EXTRACTED RECORDS ▸
· · ·

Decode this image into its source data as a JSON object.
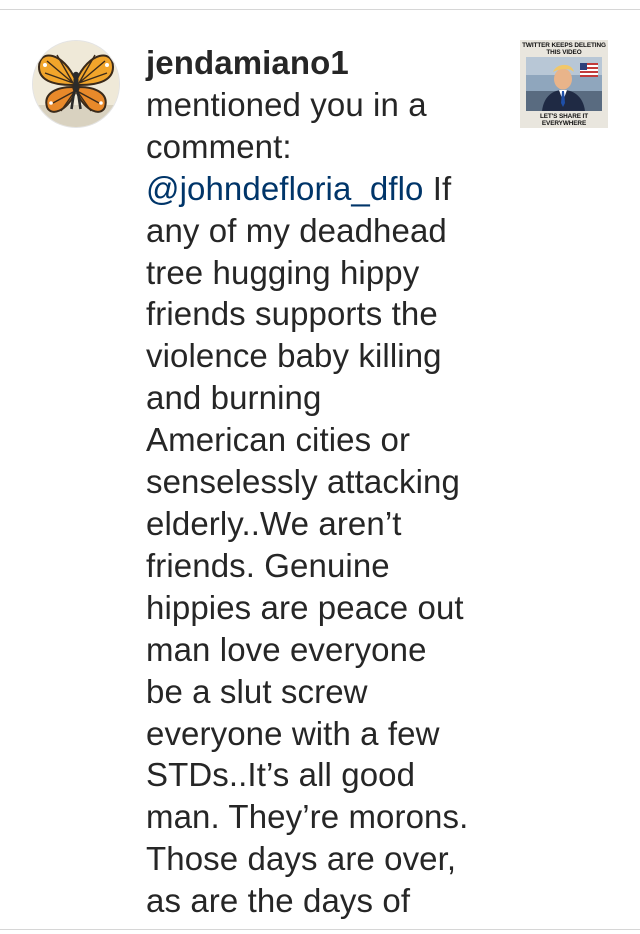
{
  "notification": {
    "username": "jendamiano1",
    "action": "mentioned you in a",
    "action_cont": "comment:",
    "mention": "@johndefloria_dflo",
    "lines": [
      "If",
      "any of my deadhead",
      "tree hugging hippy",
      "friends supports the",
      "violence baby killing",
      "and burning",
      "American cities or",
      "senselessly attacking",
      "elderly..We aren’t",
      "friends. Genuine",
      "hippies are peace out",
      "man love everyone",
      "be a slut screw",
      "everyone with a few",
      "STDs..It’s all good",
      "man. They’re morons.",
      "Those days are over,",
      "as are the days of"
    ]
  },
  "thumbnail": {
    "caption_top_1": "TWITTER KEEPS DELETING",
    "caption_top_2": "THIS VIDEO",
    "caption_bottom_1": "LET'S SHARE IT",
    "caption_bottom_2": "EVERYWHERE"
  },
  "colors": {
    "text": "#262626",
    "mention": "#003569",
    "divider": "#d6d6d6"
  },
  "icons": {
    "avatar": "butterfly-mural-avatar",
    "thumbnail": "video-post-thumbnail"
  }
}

· · ·

WHAT IS NEEDED ▸
Count how many lines contain "days" and give only that count.

THE COMPLETED TASK ▸
2